__Task prompt__. Copy out, from the entries below, each line holding the string "September".

····················

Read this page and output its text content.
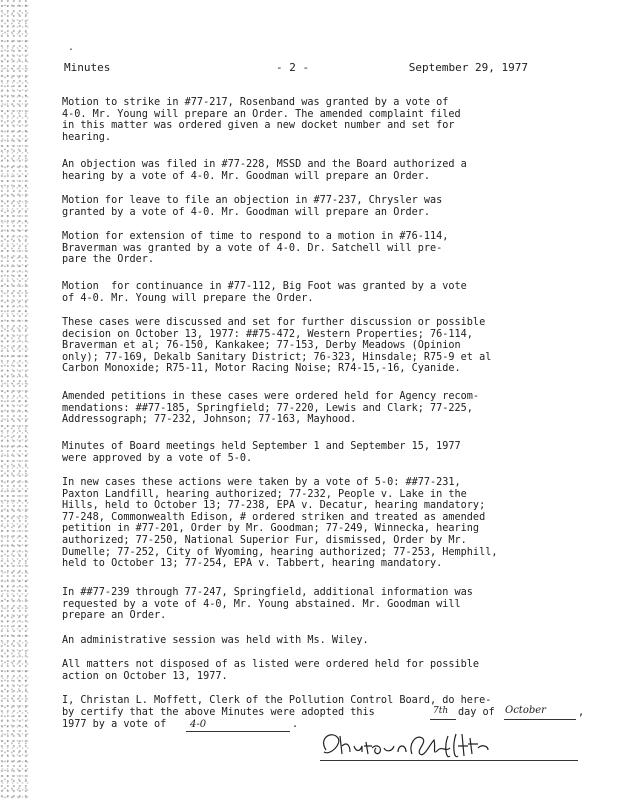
.
Minutes	- 2 -	September 29, 1977

Motion to strike in #77-217, Rosenband was granted by a vote of
4-0. Mr. Young will prepare an Order. The amended complaint filed
in this matter was ordered given a new docket number and set for
hearing.

An objection was filed in #77-228, MSSD and the Board authorized a
hearing by a vote of 4-0. Mr. Goodman will prepare an Order.

Motion for leave to file an objection in #77-237, Chrysler was
granted by a vote of 4-0. Mr. Goodman will prepare an Order.

Motion for extension of time to respond to a motion in #76-114,
Braverman was granted by a vote of 4-0. Dr. Satchell will pre-
pare the Order.

Motion  for continuance in #77-112, Big Foot was granted by a vote
of 4-0. Mr. Young will prepare the Order.

These cases were discussed and set for further discussion or possible
decision on October 13, 1977: ##75-472, Western Properties; 76-114,
Braverman et al; 76-150, Kankakee; 77-153, Derby Meadows (Opinion
only); 77-169, Dekalb Sanitary District; 76-323, Hinsdale; R75-9 et al
Carbon Monoxide; R75-11, Motor Racing Noise; R74-15,-16, Cyanide.

Amended petitions in these cases were ordered held for Agency recom-
mendations: ##77-185, Springfield; 77-220, Lewis and Clark; 77-225,
Addressograph; 77-232, Johnson; 77-163, Mayhood.

Minutes of Board meetings held September 1 and September 15, 1977
were approved by a vote of 5-0.

In new cases these actions were taken by a vote of 5-0: ##77-231,
Paxton Landfill, hearing authorized; 77-232, People v. Lake in the
Hills, held to October 13; 77-238, EPA v. Decatur, hearing mandatory;
77-248, Commonwealth Edison, # ordered striken and treated as amended
petition in #77-201, Order by Mr. Goodman; 77-249, Winnecka, hearing
authorized; 77-250, National Superior Fur, dismissed, Order by Mr.
Dumelle; 77-252, City of Wyoming, hearing authorized; 77-253, Hemphill,
held to October 13; 77-254, EPA v. Tabbert, hearing mandatory.

In ##77-239 through 77-247, Springfield, additional information was
requested by a vote of 4-0, Mr. Young abstained. Mr. Goodman will
prepare an Order.

An administrative session was held with Ms. Wiley.

All matters not disposed of as listed were ordered held for possible
action on October 13, 1977.

I, Christan L. Moffett, Clerk of the Pollution Control Board, do here-

by certify that the above Minutes were adopted this	7th day of October	,
1977 by a vote of 4-0	.
Christan L. Moffett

····················

__Solution to this problem__.
Minutes	- 2 -	September 29, 1977
Minutes of Board meetings held September 1 and September 15, 1977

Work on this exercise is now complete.